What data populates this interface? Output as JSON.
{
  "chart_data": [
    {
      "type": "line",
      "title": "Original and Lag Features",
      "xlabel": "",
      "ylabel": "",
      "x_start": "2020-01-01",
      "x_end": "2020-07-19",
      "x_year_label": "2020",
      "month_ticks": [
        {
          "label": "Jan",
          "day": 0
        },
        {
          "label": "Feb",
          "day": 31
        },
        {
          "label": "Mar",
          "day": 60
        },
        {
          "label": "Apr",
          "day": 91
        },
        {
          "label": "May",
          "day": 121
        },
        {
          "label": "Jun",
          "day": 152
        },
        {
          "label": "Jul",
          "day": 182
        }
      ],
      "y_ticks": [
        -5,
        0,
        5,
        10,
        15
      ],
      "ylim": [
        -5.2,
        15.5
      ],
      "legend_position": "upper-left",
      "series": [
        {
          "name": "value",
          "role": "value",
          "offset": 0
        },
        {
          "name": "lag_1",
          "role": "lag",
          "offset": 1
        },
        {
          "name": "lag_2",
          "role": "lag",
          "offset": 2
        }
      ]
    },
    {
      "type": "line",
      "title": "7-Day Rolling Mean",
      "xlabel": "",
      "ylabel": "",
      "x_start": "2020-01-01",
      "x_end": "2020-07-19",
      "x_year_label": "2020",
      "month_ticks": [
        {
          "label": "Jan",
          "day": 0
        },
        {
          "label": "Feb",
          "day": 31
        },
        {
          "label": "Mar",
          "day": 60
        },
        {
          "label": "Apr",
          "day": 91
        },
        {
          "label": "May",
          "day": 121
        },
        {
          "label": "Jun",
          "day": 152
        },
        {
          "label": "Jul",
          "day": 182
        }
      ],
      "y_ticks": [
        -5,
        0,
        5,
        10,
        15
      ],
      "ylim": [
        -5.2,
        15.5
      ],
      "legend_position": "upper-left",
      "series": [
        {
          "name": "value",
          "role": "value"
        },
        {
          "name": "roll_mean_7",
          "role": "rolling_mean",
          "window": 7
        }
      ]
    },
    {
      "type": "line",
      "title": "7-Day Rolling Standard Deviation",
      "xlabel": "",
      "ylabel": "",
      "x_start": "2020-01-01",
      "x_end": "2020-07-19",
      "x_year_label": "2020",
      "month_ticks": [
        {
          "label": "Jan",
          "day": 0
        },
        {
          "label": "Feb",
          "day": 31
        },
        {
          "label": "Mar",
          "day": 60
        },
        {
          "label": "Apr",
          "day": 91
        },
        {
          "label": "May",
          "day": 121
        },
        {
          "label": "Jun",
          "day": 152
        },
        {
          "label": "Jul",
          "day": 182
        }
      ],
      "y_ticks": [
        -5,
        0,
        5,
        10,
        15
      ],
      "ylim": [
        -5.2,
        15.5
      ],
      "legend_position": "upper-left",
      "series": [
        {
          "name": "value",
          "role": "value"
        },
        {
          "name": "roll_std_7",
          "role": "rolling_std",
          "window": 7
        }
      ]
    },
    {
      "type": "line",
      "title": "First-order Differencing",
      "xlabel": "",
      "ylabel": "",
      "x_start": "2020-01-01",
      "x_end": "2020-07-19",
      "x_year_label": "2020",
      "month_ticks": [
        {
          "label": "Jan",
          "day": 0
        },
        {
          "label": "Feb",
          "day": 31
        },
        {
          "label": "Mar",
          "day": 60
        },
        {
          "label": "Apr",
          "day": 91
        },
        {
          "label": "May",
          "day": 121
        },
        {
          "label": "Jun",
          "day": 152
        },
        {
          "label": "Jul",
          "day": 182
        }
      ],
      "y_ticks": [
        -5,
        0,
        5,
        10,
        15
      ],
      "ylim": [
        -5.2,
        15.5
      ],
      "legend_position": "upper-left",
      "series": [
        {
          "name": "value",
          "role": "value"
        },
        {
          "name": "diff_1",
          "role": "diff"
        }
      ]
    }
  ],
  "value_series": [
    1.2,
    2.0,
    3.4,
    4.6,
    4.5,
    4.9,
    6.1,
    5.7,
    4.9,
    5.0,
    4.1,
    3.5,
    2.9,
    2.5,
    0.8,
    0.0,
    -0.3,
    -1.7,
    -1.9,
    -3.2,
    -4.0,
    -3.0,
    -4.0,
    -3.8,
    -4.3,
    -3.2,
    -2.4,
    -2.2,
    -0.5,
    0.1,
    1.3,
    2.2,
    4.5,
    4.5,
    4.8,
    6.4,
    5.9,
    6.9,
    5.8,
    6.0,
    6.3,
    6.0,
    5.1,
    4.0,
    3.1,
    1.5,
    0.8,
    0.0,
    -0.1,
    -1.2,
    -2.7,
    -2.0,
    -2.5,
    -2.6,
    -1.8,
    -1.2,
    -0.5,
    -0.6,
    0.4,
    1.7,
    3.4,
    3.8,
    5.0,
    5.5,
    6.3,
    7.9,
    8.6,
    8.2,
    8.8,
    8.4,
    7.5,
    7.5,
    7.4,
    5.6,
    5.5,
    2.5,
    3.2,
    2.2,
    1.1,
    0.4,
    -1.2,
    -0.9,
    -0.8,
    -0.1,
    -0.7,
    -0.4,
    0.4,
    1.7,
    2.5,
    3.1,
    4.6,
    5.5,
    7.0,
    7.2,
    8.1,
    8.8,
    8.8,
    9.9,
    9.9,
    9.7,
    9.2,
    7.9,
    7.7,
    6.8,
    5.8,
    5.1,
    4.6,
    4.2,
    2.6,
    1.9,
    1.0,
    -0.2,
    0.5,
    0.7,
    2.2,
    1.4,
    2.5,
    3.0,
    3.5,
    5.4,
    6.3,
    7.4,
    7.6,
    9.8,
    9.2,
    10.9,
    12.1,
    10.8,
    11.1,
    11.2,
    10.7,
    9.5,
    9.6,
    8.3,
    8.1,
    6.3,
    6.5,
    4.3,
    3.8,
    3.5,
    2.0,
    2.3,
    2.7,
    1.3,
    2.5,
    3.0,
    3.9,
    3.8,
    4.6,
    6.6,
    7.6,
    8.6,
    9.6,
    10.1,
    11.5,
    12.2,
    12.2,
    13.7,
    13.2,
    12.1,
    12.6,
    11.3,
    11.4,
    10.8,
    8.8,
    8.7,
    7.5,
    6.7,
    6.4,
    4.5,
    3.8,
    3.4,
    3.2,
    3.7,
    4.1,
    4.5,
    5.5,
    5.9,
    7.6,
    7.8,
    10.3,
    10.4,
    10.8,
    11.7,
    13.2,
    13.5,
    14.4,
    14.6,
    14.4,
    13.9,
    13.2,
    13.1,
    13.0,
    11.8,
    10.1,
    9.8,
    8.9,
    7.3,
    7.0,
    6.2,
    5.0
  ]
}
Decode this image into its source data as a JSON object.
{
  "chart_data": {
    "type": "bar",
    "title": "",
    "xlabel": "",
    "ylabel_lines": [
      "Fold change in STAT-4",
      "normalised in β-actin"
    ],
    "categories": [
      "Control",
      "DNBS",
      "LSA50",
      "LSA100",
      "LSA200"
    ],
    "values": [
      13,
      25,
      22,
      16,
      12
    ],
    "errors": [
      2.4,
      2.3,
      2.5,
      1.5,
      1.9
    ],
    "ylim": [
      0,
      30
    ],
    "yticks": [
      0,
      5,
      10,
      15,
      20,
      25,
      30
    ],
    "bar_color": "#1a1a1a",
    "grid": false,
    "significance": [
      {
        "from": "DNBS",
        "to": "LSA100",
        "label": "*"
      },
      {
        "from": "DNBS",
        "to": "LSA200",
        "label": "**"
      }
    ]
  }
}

TASK DETAILS ->
Recite the full listing above exactly.

RESULT BELOW ->
What data populates this interface? Output as JSON.
{
  "chart_data": [
    {
      "type": "line",
      "title": "Original and Lag Features",
      "xlabel": "",
      "ylabel": "",
      "x_start": "2020-01-01",
      "x_end": "2020-07-19",
      "x_year_label": "2020",
      "month_ticks": [
        {
          "label": "Jan",
          "day": 0
        },
        {
          "label": "Feb",
          "day": 31
        },
        {
          "label": "Mar",
          "day": 60
        },
        {
          "label": "Apr",
          "day": 91
        },
        {
          "label": "May",
          "day": 121
        },
        {
          "label": "Jun",
          "day": 152
        },
        {
          "label": "Jul",
          "day": 182
        }
      ],
      "y_ticks": [
        -5,
        0,
        5,
        10,
        15
      ],
      "ylim": [
        -5.2,
        15.5
      ],
      "legend_position": "upper-left",
      "series": [
        {
          "name": "value",
          "role": "value",
          "offset": 0
        },
        {
          "name": "lag_1",
          "role": "lag",
          "offset": 1
        },
        {
          "name": "lag_2",
          "role": "lag",
          "offset": 2
        }
      ]
    },
    {
      "type": "line",
      "title": "7-Day Rolling Mean",
      "xlabel": "",
      "ylabel": "",
      "x_start": "2020-01-01",
      "x_end": "2020-07-19",
      "x_year_label": "2020",
      "month_ticks": [
        {
          "label": "Jan",
          "day": 0
        },
        {
          "label": "Feb",
          "day": 31
        },
        {
          "label": "Mar",
          "day": 60
        },
        {
          "label": "Apr",
          "day": 91
        },
        {
          "label": "May",
          "day": 121
        },
        {
          "label": "Jun",
          "day": 152
        },
        {
          "label": "Jul",
          "day": 182
        }
      ],
      "y_ticks": [
        -5,
        0,
        5,
        10,
        15
      ],
      "ylim": [
        -5.2,
        15.5
      ],
      "legend_position": "upper-left",
      "series": [
        {
          "name": "value",
          "role": "value"
        },
        {
          "name": "roll_mean_7",
          "role": "rolling_mean",
          "window": 7
        }
      ]
    },
    {
      "type": "line",
      "title": "7-Day Rolling Standard Deviation",
      "xlabel": "",
      "ylabel": "",
      "x_start": "2020-01-01",
      "x_end": "2020-07-19",
      "x_year_label": "2020",
      "month_ticks": [
        {
          "label": "Jan",
          "day": 0
        },
        {
          "label": "Feb",
          "day": 31
        },
        {
          "label": "Mar",
          "day": 60
        },
        {
          "label": "Apr",
          "day": 91
        },
        {
          "label": "May",
          "day": 121
        },
        {
          "label": "Jun",
          "day": 152
        },
        {
          "label": "Jul",
          "day": 182
        }
      ],
      "y_ticks": [
        -5,
        0,
        5,
        10,
        15
      ],
      "ylim": [
        -5.2,
        15.5
      ],
      "legend_position": "upper-left",
      "series": [
        {
          "name": "value",
          "role": "value"
        },
        {
          "name": "roll_std_7",
          "role": "rolling_std",
          "window": 7
        }
      ]
    },
    {
      "type": "line",
      "title": "First-order Differencing",
      "xlabel": "",
      "ylabel": "",
      "x_start": "2020-01-01",
      "x_end": "2020-07-19",
      "x_year_label": "2020",
      "month_ticks": [
        {
          "label": "Jan",
          "day": 0
        },
        {
          "label": "Feb",
          "day": 31
        },
        {
          "label": "Mar",
          "day": 60
        },
        {
          "label": "Apr",
          "day": 91
        },
        {
          "label": "May",
          "day": 121
        },
        {
          "label": "Jun",
          "day": 152
        },
        {
          "label": "Jul",
          "day": 182
        }
      ],
      "y_ticks": [
        -5,
        0,
        5,
        10,
        15
      ],
      "ylim": [
        -5.2,
        15.5
      ],
      "legend_position": "upper-left",
      "series": [
        {
          "name": "value",
          "role": "value"
        },
        {
          "name": "diff_1",
          "role": "diff"
        }
      ]
    }
  ],
  "value_series": [
    1.2,
    2.0,
    3.4,
    4.6,
    4.5,
    4.9,
    6.1,
    5.7,
    4.9,
    5.0,
    4.1,
    3.5,
    2.9,
    2.5,
    0.8,
    0.0,
    -0.3,
    -1.7,
    -1.9,
    -3.2,
    -4.0,
    -3.0,
    -4.0,
    -3.8,
    -4.3,
    -3.2,
    -2.4,
    -2.2,
    -0.5,
    0.1,
    1.3,
    2.2,
    4.5,
    4.5,
    4.8,
    6.4,
    5.9,
    6.9,
    5.8,
    6.0,
    6.3,
    6.0,
    5.1,
    4.0,
    3.1,
    1.5,
    0.8,
    0.0,
    -0.1,
    -1.2,
    -2.7,
    -2.0,
    -2.5,
    -2.6,
    -1.8,
    -1.2,
    -0.5,
    -0.6,
    0.4,
    1.7,
    3.4,
    3.8,
    5.0,
    5.5,
    6.3,
    7.9,
    8.6,
    8.2,
    8.8,
    8.4,
    7.5,
    7.5,
    7.4,
    5.6,
    5.5,
    2.5,
    3.2,
    2.2,
    1.1,
    0.4,
    -1.2,
    -0.9,
    -0.8,
    -0.1,
    -0.7,
    -0.4,
    0.4,
    1.7,
    2.5,
    3.1,
    4.6,
    5.5,
    7.0,
    7.2,
    8.1,
    8.8,
    8.8,
    9.9,
    9.9,
    9.7,
    9.2,
    7.9,
    7.7,
    6.8,
    5.8,
    5.1,
    4.6,
    4.2,
    2.6,
    1.9,
    1.0,
    -0.2,
    0.5,
    0.7,
    2.2,
    1.4,
    2.5,
    3.0,
    3.5,
    5.4,
    6.3,
    7.4,
    7.6,
    9.8,
    9.2,
    10.9,
    12.1,
    10.8,
    11.1,
    11.2,
    10.7,
    9.5,
    9.6,
    8.3,
    8.1,
    6.3,
    6.5,
    4.3,
    3.8,
    3.5,
    2.0,
    2.3,
    2.7,
    1.3,
    2.5,
    3.0,
    3.9,
    3.8,
    4.6,
    6.6,
    7.6,
    8.6,
    9.6,
    10.1,
    11.5,
    12.2,
    12.2,
    13.7,
    13.2,
    12.1,
    12.6,
    11.3,
    11.4,
    10.8,
    8.8,
    8.7,
    7.5,
    6.7,
    6.4,
    4.5,
    3.8,
    3.4,
    3.2,
    3.7,
    4.1,
    4.5,
    5.5,
    5.9,
    7.6,
    7.8,
    10.3,
    10.4,
    10.8,
    11.7,
    13.2,
    13.5,
    14.4,
    14.6,
    14.4,
    13.9,
    13.2,
    13.1,
    13.0,
    11.8,
    10.1,
    9.8,
    8.9,
    7.3,
    7.0,
    6.2,
    5.0
  ]
}
Decode this image into its source data as a JSON object.
{
  "chart_data": {
    "type": "bar",
    "title": "",
    "xlabel": "",
    "ylabel_lines": [
      "Fold change in STAT-4",
      "normalised in β-actin"
    ],
    "categories": [
      "Control",
      "DNBS",
      "LSA50",
      "LSA100",
      "LSA200"
    ],
    "values": [
      13,
      25,
      22,
      16,
      12
    ],
    "errors": [
      2.4,
      2.3,
      2.5,
      1.5,
      1.9
    ],
    "ylim": [
      0,
      30
    ],
    "yticks": [
      0,
      5,
      10,
      15,
      20,
      25,
      30
    ],
    "bar_color": "#1a1a1a",
    "grid": false,
    "significance": [
      {
        "from": "DNBS",
        "to": "LSA100",
        "label": "*"
      },
      {
        "from": "DNBS",
        "to": "LSA200",
        "label": "**"
      }
    ]
  }
}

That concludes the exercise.